• CONSIGNE:
Recopiez mot pour mot le passage de l'article sur le nucléaire en Europe qui va de "L’objectif de 50%" à "monde du nucléaire.".

• SECTION DU DOCUMENT:
Alors que la France repousse ses objectifs de réduction du nucléaire et que l’Allemagne gère difficilement son processus de sortie, les Etats européens se divisent entre ceux qui n’ont pas de production nucléaire, ceux qui veulent l’abandonner et ceux qui veulent la développer.

Capitulation ou réalisme ? L’annonce le 8 novembre par le ministre de l’environnement Nicolas Hulot de l’abandon de l’objectif de réduction à 50% en 2025 de la part du nucléaire dans la production française d’électricité suscite des commentaires passionnés.

La nouvelle constitue en tout cas un revers pour la stratégie énergétique française dont la loi sur la transition énergétique de 2015 était censée fixer le cap.

La désastreuse gouvernance française

L’objectif de 50% en 2025 pouvait paraître encore réaliste lorsqu’il a été fixé en 2012 par François Hollande. Mais il ne l’est plus en 2017, alors qu’en cinq ans pratiquement rien n’a été fait, pas même la fermeture d’un seul des 58 réacteurs français. L’annonce de Nicolas Hulot sanctionne donc une désastreuse gouvernance française, le pays restant le champion du monde du nucléaire.

• EXTRAITS DU LISTING:
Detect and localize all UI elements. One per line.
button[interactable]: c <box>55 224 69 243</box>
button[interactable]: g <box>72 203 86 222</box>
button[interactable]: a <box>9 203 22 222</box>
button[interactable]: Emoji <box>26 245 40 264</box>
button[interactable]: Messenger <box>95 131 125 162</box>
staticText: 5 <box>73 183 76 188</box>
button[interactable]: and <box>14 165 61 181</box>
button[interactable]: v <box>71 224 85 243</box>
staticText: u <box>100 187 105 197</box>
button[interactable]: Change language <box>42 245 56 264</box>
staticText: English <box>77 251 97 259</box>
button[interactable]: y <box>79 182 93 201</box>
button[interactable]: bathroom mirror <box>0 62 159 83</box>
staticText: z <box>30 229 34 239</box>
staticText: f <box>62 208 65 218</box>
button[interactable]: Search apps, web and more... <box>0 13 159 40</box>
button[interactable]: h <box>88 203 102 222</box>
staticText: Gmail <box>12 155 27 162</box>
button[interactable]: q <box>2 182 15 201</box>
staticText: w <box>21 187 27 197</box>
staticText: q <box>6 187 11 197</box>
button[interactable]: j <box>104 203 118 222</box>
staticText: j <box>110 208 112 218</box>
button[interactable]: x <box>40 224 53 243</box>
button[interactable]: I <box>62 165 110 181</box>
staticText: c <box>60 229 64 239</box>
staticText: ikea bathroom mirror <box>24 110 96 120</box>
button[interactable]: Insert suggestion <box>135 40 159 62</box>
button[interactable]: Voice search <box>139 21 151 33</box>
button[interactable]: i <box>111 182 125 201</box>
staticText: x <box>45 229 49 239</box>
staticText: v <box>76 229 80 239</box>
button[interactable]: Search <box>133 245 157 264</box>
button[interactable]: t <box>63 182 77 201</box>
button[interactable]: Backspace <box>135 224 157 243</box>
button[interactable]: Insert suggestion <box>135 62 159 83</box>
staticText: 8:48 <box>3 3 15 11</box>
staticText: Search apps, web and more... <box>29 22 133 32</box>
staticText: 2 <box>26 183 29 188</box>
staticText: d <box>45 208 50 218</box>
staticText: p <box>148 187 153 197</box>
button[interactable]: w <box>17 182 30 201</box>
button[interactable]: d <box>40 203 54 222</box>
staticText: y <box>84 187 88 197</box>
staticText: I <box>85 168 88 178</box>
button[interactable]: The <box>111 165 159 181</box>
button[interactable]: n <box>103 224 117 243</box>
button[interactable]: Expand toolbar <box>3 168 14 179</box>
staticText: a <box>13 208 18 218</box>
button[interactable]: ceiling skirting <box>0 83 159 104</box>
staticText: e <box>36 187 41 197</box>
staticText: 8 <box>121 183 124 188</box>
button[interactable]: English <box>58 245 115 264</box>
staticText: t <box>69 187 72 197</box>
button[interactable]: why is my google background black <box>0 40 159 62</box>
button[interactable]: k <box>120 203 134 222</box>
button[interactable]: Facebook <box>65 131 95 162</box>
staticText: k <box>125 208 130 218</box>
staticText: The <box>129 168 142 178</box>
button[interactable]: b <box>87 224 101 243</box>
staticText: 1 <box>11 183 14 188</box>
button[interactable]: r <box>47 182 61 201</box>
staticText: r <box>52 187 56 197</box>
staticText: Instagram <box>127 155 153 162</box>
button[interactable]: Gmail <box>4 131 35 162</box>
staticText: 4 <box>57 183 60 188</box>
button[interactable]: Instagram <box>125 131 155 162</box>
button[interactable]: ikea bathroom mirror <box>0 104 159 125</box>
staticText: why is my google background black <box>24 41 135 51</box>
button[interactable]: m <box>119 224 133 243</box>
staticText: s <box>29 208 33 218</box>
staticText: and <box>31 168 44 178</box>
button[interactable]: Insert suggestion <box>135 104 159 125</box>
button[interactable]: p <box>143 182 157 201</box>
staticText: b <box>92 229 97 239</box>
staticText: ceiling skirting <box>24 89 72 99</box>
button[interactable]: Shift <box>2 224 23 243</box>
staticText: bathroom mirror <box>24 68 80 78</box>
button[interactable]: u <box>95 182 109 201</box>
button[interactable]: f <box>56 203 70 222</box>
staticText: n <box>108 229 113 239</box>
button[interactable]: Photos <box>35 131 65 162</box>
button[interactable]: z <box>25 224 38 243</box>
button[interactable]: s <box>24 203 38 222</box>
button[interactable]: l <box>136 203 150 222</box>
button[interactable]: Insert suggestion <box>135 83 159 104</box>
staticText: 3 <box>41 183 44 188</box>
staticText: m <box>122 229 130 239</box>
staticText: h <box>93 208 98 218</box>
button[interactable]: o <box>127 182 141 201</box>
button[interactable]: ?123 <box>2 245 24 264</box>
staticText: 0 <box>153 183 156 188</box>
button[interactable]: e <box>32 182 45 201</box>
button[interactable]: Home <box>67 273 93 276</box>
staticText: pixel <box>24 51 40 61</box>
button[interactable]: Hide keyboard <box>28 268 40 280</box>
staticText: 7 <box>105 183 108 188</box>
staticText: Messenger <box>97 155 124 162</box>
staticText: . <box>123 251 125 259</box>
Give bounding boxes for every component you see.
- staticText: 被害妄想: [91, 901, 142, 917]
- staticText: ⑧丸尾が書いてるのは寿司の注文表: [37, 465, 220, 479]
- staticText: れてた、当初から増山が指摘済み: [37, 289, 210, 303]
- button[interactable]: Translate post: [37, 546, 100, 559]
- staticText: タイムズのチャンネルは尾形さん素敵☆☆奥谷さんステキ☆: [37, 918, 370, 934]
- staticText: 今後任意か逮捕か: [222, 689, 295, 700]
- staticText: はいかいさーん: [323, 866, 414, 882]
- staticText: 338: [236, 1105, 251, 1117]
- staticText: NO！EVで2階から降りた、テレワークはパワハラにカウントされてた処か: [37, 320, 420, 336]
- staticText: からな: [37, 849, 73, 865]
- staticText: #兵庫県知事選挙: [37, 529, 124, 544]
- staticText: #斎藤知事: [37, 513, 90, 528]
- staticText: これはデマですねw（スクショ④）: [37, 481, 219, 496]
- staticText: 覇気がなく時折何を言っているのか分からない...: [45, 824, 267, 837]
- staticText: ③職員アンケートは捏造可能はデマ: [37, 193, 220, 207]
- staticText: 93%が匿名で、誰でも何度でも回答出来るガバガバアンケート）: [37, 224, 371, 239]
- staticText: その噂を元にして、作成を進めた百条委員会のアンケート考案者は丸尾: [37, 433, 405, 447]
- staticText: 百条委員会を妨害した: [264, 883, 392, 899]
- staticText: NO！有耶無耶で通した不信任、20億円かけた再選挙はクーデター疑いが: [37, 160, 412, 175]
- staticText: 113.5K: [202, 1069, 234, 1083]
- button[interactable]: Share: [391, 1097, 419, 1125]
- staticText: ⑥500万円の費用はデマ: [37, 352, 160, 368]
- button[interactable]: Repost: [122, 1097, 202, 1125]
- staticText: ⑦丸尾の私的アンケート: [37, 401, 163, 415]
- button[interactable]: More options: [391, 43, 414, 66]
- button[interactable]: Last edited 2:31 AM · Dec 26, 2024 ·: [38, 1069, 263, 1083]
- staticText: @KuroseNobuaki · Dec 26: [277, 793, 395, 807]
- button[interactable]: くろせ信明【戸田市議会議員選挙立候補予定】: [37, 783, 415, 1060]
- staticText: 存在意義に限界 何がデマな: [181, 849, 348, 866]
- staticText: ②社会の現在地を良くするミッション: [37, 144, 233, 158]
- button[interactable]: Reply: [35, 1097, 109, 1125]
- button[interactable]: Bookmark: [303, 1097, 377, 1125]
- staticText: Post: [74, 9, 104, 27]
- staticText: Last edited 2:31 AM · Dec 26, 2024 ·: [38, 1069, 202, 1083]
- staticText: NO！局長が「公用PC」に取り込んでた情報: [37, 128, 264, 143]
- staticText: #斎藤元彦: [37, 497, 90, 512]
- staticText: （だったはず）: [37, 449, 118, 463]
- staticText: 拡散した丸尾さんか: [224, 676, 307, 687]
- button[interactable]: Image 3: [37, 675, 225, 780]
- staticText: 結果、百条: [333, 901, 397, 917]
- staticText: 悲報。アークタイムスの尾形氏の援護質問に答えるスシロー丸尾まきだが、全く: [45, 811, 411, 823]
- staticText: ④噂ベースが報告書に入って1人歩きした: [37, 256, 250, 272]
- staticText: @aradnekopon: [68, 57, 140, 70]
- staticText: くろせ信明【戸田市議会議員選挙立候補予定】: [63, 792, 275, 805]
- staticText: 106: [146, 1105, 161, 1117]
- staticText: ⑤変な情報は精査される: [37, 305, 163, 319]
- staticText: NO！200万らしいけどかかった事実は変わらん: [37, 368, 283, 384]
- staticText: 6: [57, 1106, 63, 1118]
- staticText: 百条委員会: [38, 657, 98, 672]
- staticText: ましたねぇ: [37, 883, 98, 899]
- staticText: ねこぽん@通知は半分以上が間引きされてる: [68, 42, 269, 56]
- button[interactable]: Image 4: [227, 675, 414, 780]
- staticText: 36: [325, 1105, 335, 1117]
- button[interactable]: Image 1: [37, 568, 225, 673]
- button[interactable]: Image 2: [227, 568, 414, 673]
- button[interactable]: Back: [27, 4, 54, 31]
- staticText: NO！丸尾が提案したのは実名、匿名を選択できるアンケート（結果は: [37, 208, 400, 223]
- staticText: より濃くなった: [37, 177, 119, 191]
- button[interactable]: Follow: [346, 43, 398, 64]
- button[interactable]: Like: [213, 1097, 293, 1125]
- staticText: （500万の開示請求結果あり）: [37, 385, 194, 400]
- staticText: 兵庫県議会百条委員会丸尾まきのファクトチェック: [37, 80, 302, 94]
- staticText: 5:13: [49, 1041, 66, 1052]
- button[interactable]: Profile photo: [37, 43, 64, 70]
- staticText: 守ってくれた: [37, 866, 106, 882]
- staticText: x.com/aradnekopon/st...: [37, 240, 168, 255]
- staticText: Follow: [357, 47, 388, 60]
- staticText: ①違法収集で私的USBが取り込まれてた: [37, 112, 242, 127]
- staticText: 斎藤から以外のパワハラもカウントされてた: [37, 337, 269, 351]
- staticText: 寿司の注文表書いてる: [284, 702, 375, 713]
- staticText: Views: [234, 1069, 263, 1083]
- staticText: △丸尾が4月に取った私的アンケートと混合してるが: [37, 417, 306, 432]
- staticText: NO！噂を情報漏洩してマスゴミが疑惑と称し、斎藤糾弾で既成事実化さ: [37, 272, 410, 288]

• RÉPONSE:
L’objectif de 50% en 2025 pouvait paraître encore réaliste lorsqu’il a été fixé en 2012 par François Hollande. Mais il ne l’est plus en 2017, alors qu’en cinq ans pratiquement rien n’a été fait, pas même la fermeture d’un seul des 58 réacteurs français. L’annonce de Nicolas Hulot sanctionne donc une désastreuse gouvernance française, le pays restant le champion du monde du nucléaire.